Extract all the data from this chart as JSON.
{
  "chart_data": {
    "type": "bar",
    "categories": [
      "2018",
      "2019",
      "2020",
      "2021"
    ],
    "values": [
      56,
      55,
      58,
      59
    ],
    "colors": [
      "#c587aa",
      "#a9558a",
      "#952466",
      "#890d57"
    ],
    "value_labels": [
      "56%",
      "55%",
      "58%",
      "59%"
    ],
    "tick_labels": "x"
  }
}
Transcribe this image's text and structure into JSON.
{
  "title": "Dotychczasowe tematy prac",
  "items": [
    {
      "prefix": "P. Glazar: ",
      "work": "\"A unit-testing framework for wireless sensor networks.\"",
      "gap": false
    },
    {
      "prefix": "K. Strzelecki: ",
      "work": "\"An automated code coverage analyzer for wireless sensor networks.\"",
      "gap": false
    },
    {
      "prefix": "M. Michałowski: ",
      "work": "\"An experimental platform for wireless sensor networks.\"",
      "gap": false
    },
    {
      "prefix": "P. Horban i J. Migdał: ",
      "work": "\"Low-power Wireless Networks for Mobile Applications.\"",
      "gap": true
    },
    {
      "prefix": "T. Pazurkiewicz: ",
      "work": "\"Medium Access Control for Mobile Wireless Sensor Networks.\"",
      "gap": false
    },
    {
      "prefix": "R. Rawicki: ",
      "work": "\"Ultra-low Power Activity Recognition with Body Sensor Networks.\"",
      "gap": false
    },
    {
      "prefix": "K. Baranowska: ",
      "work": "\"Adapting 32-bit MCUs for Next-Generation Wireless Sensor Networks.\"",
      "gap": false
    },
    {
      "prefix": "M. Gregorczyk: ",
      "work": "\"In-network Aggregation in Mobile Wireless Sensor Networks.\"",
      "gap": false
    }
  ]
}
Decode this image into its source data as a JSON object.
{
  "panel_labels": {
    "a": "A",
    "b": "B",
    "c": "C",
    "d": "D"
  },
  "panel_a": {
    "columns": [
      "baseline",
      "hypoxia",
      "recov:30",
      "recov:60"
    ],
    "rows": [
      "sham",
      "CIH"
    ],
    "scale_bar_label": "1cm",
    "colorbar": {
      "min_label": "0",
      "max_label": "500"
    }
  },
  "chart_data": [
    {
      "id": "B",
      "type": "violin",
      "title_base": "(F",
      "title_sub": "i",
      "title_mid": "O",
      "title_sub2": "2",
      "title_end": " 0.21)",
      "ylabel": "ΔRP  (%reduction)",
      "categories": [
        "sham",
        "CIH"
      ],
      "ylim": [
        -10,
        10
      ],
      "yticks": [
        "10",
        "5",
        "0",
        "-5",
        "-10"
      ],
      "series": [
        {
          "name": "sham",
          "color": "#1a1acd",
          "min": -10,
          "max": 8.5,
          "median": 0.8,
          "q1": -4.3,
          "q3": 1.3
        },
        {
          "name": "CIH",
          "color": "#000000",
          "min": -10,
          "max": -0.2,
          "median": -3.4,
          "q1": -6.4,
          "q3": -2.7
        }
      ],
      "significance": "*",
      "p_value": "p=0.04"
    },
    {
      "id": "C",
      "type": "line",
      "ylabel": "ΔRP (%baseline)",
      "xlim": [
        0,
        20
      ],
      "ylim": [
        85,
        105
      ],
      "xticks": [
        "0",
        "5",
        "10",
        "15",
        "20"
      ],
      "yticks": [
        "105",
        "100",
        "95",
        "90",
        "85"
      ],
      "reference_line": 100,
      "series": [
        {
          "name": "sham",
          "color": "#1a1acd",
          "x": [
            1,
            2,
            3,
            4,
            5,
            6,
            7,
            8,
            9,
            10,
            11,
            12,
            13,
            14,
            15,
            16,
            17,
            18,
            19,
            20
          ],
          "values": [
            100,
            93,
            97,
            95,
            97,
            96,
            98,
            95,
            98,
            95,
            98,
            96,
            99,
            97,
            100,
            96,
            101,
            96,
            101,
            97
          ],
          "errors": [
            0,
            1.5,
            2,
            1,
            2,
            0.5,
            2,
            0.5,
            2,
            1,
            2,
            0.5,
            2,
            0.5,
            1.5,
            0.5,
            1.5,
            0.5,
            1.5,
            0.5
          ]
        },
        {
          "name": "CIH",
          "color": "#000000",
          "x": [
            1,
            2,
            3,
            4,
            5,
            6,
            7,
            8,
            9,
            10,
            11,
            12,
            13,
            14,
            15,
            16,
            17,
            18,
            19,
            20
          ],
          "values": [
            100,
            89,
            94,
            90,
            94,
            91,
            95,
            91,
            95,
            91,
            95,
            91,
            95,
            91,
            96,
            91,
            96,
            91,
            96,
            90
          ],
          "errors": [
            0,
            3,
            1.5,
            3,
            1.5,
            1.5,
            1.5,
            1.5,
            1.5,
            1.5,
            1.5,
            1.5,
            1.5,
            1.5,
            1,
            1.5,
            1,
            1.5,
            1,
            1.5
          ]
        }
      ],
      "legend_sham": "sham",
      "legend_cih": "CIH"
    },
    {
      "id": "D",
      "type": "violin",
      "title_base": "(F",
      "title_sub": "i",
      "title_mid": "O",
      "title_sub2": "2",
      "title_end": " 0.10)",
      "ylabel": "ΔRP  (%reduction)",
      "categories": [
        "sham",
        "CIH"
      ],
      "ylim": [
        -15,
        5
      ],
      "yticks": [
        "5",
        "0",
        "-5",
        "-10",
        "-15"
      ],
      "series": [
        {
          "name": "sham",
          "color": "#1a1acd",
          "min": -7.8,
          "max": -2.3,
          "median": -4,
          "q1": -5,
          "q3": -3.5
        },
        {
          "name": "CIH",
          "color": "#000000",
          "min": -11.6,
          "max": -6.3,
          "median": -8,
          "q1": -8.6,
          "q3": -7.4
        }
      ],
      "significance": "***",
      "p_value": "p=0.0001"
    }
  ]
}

· · · · ·

* _Exercise brief_
Check each line of the records for "Mobile" and copy the ones that contain it.

* _The output_
      "work": "\"Low-power Wireless Networks for Mobile Applications.\"",
      "work": "\"Medium Access Control for Mobile Wireless Sensor Networks.\"",
      "work": "\"In-network Aggregation in Mobile Wireless Sensor Networks.\"",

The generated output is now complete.